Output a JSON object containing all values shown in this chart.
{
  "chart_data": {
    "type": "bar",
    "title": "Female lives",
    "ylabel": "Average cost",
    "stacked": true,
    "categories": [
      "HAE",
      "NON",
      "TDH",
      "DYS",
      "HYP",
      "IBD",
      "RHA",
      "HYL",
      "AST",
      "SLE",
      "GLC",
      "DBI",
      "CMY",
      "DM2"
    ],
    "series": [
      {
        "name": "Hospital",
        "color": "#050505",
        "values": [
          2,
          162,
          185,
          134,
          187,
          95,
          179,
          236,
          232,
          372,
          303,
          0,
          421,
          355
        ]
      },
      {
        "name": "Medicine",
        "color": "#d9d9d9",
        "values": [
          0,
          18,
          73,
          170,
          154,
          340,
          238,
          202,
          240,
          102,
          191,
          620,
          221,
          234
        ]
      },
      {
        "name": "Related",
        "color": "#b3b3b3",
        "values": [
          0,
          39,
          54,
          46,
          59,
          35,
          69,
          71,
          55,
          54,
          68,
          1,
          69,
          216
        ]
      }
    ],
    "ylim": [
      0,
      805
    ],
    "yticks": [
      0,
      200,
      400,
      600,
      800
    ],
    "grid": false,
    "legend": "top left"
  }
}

### DIRECTIONS FOR THIS TASK
Look for "color" and pull out every line that has it.

### TASK RESULT
        "color": "#050505",
        "color": "#d9d9d9",
        "color": "#b3b3b3",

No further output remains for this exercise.